(Saved entries)
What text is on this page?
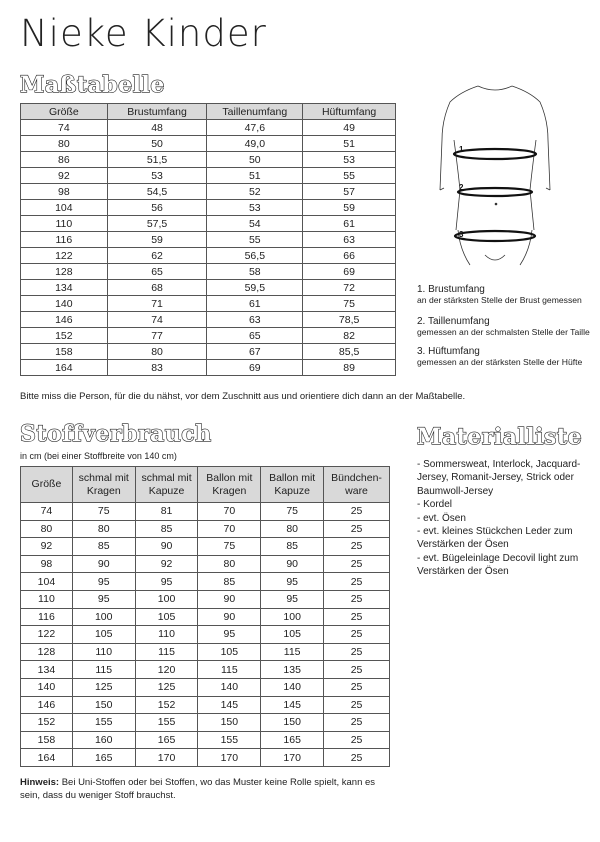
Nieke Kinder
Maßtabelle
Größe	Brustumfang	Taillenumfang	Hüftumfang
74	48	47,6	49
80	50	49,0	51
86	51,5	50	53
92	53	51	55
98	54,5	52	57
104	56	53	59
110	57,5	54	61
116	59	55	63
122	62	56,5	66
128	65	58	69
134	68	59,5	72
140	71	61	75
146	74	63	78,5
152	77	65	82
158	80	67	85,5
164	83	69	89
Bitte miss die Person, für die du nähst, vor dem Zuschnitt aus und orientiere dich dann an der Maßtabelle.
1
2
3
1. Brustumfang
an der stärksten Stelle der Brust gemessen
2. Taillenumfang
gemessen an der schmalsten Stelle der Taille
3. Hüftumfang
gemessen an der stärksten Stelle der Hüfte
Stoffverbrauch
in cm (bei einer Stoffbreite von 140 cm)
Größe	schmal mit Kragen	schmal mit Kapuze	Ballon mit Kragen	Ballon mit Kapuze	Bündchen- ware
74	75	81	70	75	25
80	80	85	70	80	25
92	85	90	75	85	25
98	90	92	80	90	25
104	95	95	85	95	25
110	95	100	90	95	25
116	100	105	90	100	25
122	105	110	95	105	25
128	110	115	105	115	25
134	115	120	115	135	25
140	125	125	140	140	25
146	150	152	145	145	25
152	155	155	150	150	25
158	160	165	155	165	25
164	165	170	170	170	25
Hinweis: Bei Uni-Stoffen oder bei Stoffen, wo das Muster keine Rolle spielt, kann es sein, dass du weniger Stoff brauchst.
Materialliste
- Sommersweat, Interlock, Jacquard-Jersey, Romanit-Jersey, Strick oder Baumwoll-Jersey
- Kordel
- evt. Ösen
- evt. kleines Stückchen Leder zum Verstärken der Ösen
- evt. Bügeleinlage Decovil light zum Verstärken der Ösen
==
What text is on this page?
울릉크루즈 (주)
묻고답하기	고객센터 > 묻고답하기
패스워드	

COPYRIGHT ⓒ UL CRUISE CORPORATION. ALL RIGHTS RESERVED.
* * *
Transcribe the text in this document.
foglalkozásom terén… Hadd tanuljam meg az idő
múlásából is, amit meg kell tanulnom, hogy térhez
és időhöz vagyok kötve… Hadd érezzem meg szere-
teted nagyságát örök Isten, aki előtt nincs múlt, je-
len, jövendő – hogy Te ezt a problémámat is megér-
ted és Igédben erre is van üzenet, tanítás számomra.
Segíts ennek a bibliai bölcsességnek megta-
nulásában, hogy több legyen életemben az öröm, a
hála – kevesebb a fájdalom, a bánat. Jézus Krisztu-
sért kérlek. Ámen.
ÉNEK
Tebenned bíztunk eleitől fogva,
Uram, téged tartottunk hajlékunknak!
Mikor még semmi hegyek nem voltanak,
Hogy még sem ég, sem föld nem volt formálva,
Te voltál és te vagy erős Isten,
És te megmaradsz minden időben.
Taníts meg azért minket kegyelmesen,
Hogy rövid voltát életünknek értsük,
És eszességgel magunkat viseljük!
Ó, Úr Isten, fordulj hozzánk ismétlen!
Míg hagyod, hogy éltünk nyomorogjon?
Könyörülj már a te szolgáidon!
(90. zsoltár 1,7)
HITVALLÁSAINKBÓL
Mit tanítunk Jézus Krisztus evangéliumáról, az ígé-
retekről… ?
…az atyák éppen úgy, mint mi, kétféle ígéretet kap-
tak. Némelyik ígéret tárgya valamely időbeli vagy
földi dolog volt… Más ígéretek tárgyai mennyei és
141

▶ [WHAT IS REQUIRED]: Gather up every line in the data above that contains the word "Hüftumfang", copying each one.

▶ [FULL OUTPUT]:
Größe	Brustumfang	Taillenumfang	Hüftumfang
3. Hüftumfang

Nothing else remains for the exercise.